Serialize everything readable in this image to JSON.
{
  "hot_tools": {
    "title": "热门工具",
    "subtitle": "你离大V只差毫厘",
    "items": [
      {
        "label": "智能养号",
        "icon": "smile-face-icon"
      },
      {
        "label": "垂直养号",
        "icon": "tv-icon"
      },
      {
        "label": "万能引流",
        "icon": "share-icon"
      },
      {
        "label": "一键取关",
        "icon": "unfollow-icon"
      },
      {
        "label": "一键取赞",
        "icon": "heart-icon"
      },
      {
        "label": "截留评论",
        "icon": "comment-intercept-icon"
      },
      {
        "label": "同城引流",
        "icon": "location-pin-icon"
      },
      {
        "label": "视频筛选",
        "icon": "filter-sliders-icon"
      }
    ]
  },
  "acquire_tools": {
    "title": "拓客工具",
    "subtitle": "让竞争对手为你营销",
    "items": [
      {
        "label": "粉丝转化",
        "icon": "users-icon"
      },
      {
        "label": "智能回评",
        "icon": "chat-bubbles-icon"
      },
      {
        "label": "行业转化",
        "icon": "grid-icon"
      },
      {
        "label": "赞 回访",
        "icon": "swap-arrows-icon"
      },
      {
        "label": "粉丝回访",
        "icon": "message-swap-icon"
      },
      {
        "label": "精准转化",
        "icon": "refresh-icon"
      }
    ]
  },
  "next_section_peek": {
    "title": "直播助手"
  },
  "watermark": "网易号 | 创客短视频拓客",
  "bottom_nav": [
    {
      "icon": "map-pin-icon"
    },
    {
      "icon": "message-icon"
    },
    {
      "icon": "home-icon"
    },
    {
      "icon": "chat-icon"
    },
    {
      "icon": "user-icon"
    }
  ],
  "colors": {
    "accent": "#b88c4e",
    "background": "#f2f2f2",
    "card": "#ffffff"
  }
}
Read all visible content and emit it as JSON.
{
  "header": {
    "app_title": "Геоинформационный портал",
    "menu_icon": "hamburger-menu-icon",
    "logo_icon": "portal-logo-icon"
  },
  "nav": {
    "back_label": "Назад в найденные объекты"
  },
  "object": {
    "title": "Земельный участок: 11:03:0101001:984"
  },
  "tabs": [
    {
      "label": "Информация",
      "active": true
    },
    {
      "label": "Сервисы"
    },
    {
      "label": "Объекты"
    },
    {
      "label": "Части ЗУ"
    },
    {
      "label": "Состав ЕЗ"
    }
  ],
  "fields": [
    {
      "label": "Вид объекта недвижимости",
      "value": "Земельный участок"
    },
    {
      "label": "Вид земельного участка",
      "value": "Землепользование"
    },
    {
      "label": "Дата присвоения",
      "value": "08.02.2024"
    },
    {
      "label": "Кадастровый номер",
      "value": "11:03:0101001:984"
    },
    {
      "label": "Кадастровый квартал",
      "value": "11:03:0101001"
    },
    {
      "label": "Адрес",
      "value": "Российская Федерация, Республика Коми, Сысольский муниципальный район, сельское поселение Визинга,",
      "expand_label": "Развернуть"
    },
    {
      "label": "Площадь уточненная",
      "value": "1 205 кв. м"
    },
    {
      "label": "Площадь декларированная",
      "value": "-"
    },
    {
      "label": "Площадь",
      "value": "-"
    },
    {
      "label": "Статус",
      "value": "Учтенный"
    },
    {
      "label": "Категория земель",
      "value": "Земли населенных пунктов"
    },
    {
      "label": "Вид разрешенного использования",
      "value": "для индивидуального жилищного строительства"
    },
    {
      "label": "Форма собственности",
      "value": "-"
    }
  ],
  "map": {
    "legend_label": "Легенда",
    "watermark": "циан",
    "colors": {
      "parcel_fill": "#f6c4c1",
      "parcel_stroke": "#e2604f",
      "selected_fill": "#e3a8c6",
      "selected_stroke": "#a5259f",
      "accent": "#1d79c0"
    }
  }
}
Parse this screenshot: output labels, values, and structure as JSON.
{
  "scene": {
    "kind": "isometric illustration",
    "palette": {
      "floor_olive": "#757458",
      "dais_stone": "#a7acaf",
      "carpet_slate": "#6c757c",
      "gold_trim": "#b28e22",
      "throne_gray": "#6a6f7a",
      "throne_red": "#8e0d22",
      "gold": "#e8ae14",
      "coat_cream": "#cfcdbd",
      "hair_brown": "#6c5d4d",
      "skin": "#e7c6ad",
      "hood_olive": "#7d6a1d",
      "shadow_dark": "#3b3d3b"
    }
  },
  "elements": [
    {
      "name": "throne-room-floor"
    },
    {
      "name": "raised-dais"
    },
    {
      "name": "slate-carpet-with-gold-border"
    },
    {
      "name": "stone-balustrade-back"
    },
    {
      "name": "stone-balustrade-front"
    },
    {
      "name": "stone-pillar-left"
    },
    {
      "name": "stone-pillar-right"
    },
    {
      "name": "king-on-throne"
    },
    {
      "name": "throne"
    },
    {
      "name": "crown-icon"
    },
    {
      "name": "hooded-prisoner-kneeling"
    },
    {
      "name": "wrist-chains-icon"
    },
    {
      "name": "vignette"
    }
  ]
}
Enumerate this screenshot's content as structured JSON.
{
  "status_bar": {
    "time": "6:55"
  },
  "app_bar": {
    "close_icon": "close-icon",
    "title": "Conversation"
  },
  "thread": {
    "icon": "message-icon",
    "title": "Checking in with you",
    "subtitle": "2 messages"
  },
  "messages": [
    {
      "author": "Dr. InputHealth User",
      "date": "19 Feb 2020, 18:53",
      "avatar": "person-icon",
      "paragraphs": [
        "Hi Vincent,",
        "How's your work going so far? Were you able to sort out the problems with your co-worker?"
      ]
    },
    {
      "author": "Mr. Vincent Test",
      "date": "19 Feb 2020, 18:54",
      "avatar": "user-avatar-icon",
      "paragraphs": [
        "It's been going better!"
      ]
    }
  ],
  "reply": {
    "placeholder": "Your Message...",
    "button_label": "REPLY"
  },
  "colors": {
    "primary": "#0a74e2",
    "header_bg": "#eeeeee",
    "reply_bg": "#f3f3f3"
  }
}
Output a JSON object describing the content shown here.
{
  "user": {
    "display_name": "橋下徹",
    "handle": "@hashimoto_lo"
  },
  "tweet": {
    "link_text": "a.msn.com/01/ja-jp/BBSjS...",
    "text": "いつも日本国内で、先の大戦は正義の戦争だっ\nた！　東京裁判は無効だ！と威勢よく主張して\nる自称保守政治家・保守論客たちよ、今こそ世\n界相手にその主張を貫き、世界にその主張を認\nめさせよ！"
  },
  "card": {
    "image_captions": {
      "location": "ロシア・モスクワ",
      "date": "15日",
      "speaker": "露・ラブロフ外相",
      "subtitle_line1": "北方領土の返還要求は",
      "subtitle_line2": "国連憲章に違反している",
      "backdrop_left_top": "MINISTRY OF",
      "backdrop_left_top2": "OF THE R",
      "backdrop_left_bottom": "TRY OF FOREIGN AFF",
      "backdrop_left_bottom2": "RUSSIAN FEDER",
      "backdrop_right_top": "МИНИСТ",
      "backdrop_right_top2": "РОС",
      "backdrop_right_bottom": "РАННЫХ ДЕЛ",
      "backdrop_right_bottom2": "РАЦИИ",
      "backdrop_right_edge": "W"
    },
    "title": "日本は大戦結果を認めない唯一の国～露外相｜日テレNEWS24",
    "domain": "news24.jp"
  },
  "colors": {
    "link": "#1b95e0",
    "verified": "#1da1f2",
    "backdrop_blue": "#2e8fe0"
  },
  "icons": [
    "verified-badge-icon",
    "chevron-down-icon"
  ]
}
——
Exercise task: Return the listing above word for word.

Finished task:
Serialize everything readable in this image to JSON.
{
  "hot_tools": {
    "title": "热门工具",
    "subtitle": "你离大V只差毫厘",
    "items": [
      {
        "label": "智能养号",
        "icon": "smile-face-icon"
      },
      {
        "label": "垂直养号",
        "icon": "tv-icon"
      },
      {
        "label": "万能引流",
        "icon": "share-icon"
      },
      {
        "label": "一键取关",
        "icon": "unfollow-icon"
      },
      {
        "label": "一键取赞",
        "icon": "heart-icon"
      },
      {
        "label": "截留评论",
        "icon": "comment-intercept-icon"
      },
      {
        "label": "同城引流",
        "icon": "location-pin-icon"
      },
      {
        "label": "视频筛选",
        "icon": "filter-sliders-icon"
      }
    ]
  },
  "acquire_tools": {
    "title": "拓客工具",
    "subtitle": "让竞争对手为你营销",
    "items": [
      {
        "label": "粉丝转化",
        "icon": "users-icon"
      },
      {
        "label": "智能回评",
        "icon": "chat-bubbles-icon"
      },
      {
        "label": "行业转化",
        "icon": "grid-icon"
      },
      {
        "label": "赞 回访",
        "icon": "swap-arrows-icon"
      },
      {
        "label": "粉丝回访",
        "icon": "message-swap-icon"
      },
      {
        "label": "精准转化",
        "icon": "refresh-icon"
      }
    ]
  },
  "next_section_peek": {
    "title": "直播助手"
  },
  "watermark": "网易号 | 创客短视频拓客",
  "bottom_nav": [
    {
      "icon": "map-pin-icon"
    },
    {
      "icon": "message-icon"
    },
    {
      "icon": "home-icon"
    },
    {
      "icon": "chat-icon"
    },
    {
      "icon": "user-icon"
    }
  ],
  "colors": {
    "accent": "#b88c4e",
    "background": "#f2f2f2",
    "card": "#ffffff"
  }
}
Read all visible content and emit it as JSON.
{
  "header": {
    "app_title": "Геоинформационный портал",
    "menu_icon": "hamburger-menu-icon",
    "logo_icon": "portal-logo-icon"
  },
  "nav": {
    "back_label": "Назад в найденные объекты"
  },
  "object": {
    "title": "Земельный участок: 11:03:0101001:984"
  },
  "tabs": [
    {
      "label": "Информация",
      "active": true
    },
    {
      "label": "Сервисы"
    },
    {
      "label": "Объекты"
    },
    {
      "label": "Части ЗУ"
    },
    {
      "label": "Состав ЕЗ"
    }
  ],
  "fields": [
    {
      "label": "Вид объекта недвижимости",
      "value": "Земельный участок"
    },
    {
      "label": "Вид земельного участка",
      "value": "Землепользование"
    },
    {
      "label": "Дата присвоения",
      "value": "08.02.2024"
    },
    {
      "label": "Кадастровый номер",
      "value": "11:03:0101001:984"
    },
    {
      "label": "Кадастровый квартал",
      "value": "11:03:0101001"
    },
    {
      "label": "Адрес",
      "value": "Российская Федерация, Республика Коми, Сысольский муниципальный район, сельское поселение Визинга,",
      "expand_label": "Развернуть"
    },
    {
      "label": "Площадь уточненная",
      "value": "1 205 кв. м"
    },
    {
      "label": "Площадь декларированная",
      "value": "-"
    },
    {
      "label": "Площадь",
      "value": "-"
    },
    {
      "label": "Статус",
      "value": "Учтенный"
    },
    {
      "label": "Категория земель",
      "value": "Земли населенных пунктов"
    },
    {
      "label": "Вид разрешенного использования",
      "value": "для индивидуального жилищного строительства"
    },
    {
      "label": "Форма собственности",
      "value": "-"
    }
  ],
  "map": {
    "legend_label": "Легенда",
    "watermark": "циан",
    "colors": {
      "parcel_fill": "#f6c4c1",
      "parcel_stroke": "#e2604f",
      "selected_fill": "#e3a8c6",
      "selected_stroke": "#a5259f",
      "accent": "#1d79c0"
    }
  }
}
Parse this screenshot: output labels, values, and structure as JSON.
{
  "scene": {
    "kind": "isometric illustration",
    "palette": {
      "floor_olive": "#757458",
      "dais_stone": "#a7acaf",
      "carpet_slate": "#6c757c",
      "gold_trim": "#b28e22",
      "throne_gray": "#6a6f7a",
      "throne_red": "#8e0d22",
      "gold": "#e8ae14",
      "coat_cream": "#cfcdbd",
      "hair_brown": "#6c5d4d",
      "skin": "#e7c6ad",
      "hood_olive": "#7d6a1d",
      "shadow_dark": "#3b3d3b"
    }
  },
  "elements": [
    {
      "name": "throne-room-floor"
    },
    {
      "name": "raised-dais"
    },
    {
      "name": "slate-carpet-with-gold-border"
    },
    {
      "name": "stone-balustrade-back"
    },
    {
      "name": "stone-balustrade-front"
    },
    {
      "name": "stone-pillar-left"
    },
    {
      "name": "stone-pillar-right"
    },
    {
      "name": "king-on-throne"
    },
    {
      "name": "throne"
    },
    {
      "name": "crown-icon"
    },
    {
      "name": "hooded-prisoner-kneeling"
    },
    {
      "name": "wrist-chains-icon"
    },
    {
      "name": "vignette"
    }
  ]
}
Enumerate this screenshot's content as structured JSON.
{
  "status_bar": {
    "time": "6:55"
  },
  "app_bar": {
    "close_icon": "close-icon",
    "title": "Conversation"
  },
  "thread": {
    "icon": "message-icon",
    "title": "Checking in with you",
    "subtitle": "2 messages"
  },
  "messages": [
    {
      "author": "Dr. InputHealth User",
      "date": "19 Feb 2020, 18:53",
      "avatar": "person-icon",
      "paragraphs": [
        "Hi Vincent,",
        "How's your work going so far? Were you able to sort out the problems with your co-worker?"
      ]
    },
    {
      "author": "Mr. Vincent Test",
      "date": "19 Feb 2020, 18:54",
      "avatar": "user-avatar-icon",
      "paragraphs": [
        "It's been going better!"
      ]
    }
  ],
  "reply": {
    "placeholder": "Your Message...",
    "button_label": "REPLY"
  },
  "colors": {
    "primary": "#0a74e2",
    "header_bg": "#eeeeee",
    "reply_bg": "#f3f3f3"
  }
}
Output a JSON object describing the content shown here.
{
  "user": {
    "display_name": "橋下徹",
    "handle": "@hashimoto_lo"
  },
  "tweet": {
    "link_text": "a.msn.com/01/ja-jp/BBSjS...",
    "text": "いつも日本国内で、先の大戦は正義の戦争だっ\nた！　東京裁判は無効だ！と威勢よく主張して\nる自称保守政治家・保守論客たちよ、今こそ世\n界相手にその主張を貫き、世界にその主張を認\nめさせよ！"
  },
  "card": {
    "image_captions": {
      "location": "ロシア・モスクワ",
      "date": "15日",
      "speaker": "露・ラブロフ外相",
      "subtitle_line1": "北方領土の返還要求は",
      "subtitle_line2": "国連憲章に違反している",
      "backdrop_left_top": "MINISTRY OF",
      "backdrop_left_top2": "OF THE R",
      "backdrop_left_bottom": "TRY OF FOREIGN AFF",
      "backdrop_left_bottom2": "RUSSIAN FEDER",
      "backdrop_right_top": "МИНИСТ",
      "backdrop_right_top2": "РОС",
      "backdrop_right_bottom": "РАННЫХ ДЕЛ",
      "backdrop_right_bottom2": "РАЦИИ",
      "backdrop_right_edge": "W"
    },
    "title": "日本は大戦結果を認めない唯一の国～露外相｜日テレNEWS24",
    "domain": "news24.jp"
  },
  "colors": {
    "link": "#1b95e0",
    "verified": "#1da1f2",
    "backdrop_blue": "#2e8fe0"
  },
  "icons": [
    "verified-badge-icon",
    "chevron-down-icon"
  ]
}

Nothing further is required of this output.